BEGIN DATASET CONTENT
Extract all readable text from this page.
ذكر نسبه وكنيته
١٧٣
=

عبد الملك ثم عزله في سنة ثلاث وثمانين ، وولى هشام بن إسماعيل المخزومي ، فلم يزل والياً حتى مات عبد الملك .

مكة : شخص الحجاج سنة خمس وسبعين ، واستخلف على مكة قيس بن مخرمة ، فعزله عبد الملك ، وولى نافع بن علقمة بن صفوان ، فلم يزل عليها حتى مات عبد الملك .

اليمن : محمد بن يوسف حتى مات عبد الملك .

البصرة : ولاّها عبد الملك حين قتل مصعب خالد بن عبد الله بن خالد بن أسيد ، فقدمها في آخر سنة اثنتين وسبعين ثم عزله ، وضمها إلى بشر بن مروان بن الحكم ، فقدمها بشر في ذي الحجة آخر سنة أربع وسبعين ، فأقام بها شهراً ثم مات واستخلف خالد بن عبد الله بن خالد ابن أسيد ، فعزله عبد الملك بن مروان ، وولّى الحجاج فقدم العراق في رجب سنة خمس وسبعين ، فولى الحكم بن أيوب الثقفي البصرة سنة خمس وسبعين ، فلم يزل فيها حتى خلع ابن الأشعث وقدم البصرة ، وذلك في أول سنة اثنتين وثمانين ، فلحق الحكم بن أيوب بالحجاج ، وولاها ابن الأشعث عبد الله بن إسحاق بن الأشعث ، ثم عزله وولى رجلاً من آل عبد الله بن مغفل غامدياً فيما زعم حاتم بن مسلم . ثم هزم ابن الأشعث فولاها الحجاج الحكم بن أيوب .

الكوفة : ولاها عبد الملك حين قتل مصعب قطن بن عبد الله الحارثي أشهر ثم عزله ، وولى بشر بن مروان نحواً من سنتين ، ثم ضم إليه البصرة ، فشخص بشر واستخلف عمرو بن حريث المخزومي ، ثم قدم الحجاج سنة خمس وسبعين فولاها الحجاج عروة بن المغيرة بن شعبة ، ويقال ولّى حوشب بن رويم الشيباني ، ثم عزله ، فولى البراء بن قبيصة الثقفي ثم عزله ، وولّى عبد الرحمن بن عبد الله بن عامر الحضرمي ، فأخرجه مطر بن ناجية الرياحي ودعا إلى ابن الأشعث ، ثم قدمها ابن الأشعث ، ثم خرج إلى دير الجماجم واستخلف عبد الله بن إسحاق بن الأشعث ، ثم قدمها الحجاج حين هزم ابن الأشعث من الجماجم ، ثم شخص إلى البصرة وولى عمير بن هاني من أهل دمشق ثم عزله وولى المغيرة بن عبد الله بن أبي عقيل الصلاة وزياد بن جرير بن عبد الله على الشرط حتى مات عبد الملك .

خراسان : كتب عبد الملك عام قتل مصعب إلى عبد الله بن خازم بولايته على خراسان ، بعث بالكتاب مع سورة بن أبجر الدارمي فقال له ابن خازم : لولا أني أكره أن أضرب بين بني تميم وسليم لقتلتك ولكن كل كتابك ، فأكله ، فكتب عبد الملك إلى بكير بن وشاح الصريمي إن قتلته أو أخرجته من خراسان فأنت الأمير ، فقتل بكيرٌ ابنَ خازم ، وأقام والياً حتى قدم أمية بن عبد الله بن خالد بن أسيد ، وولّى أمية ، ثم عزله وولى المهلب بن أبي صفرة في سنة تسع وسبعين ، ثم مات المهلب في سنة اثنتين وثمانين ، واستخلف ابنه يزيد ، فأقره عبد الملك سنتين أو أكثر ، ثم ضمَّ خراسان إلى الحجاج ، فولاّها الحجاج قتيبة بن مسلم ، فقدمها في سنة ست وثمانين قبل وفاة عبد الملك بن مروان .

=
END DATASET CONTENT
BEGIN DATASET CONTENT
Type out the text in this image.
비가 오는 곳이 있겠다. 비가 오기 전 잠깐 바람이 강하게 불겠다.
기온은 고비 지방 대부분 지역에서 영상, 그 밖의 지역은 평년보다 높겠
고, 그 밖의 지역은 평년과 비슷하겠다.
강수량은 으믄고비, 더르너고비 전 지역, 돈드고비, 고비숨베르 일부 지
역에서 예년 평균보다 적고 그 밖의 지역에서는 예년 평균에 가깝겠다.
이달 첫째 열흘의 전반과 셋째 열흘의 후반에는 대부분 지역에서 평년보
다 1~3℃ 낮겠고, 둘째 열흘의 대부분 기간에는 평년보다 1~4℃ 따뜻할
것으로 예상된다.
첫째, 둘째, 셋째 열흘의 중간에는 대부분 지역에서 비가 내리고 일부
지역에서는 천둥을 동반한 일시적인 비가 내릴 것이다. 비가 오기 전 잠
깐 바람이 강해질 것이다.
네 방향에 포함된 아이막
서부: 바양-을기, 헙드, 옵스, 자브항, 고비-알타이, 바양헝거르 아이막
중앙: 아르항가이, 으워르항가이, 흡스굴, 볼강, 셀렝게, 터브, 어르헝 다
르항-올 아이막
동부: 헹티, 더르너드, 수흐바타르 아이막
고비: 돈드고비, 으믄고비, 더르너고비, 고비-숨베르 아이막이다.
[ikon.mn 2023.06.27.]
END DATASET CONTENT
## WORK INSTRUCTIONS
Using the listing above, return all lines where the word "فولاها" occurs.

## SOLUTION FOR THIS TASK
البصرة : ولاّها عبد الملك حين قتل مصعب خالد بن عبد الله بن خالد بن أسيد ، فقدمها في آخر سنة اثنتين وسبعين ثم عزله ، وضمها إلى بشر بن مروان بن الحكم ، فقدمها بشر في ذي الحجة آخر سنة أربع وسبعين ، فأقام بها شهراً ثم مات واستخلف خالد بن عبد الله بن خالد ابن أسيد ، فعزله عبد الملك بن مروان ، وولّى الحجاج فقدم العراق في رجب سنة خمس وسبعين ، فولى الحكم بن أيوب الثقفي البصرة سنة خمس وسبعين ، فلم يزل فيها حتى خلع ابن الأشعث وقدم البصرة ، وذلك في أول سنة اثنتين وثمانين ، فلحق الحكم بن أيوب بالحجاج ، وولاها ابن الأشعث عبد الله بن إسحاق بن الأشعث ، ثم عزله وولى رجلاً من آل عبد الله بن مغفل غامدياً فيما زعم حاتم بن مسلم . ثم هزم ابن الأشعث فولاها الحجاج الحكم بن أيوب .
الكوفة : ولاها عبد الملك حين قتل مصعب قطن بن عبد الله الحارثي أشهر ثم عزله ، وولى بشر بن مروان نحواً من سنتين ، ثم ضم إليه البصرة ، فشخص بشر واستخلف عمرو بن حريث المخزومي ، ثم قدم الحجاج سنة خمس وسبعين فولاها الحجاج عروة بن المغيرة بن شعبة ، ويقال ولّى حوشب بن رويم الشيباني ، ثم عزله ، فولى البراء بن قبيصة الثقفي ثم عزله ، وولّى عبد الرحمن بن عبد الله بن عامر الحضرمي ، فأخرجه مطر بن ناجية الرياحي ودعا إلى ابن الأشعث ، ثم قدمها ابن الأشعث ، ثم خرج إلى دير الجماجم واستخلف عبد الله بن إسحاق بن الأشعث ، ثم قدمها الحجاج حين هزم ابن الأشعث من الجماجم ، ثم شخص إلى البصرة وولى عمير بن هاني من أهل دمشق ثم عزله وولى المغيرة بن عبد الله بن أبي عقيل الصلاة وزياد بن جرير بن عبد الله على الشرط حتى مات عبد الملك .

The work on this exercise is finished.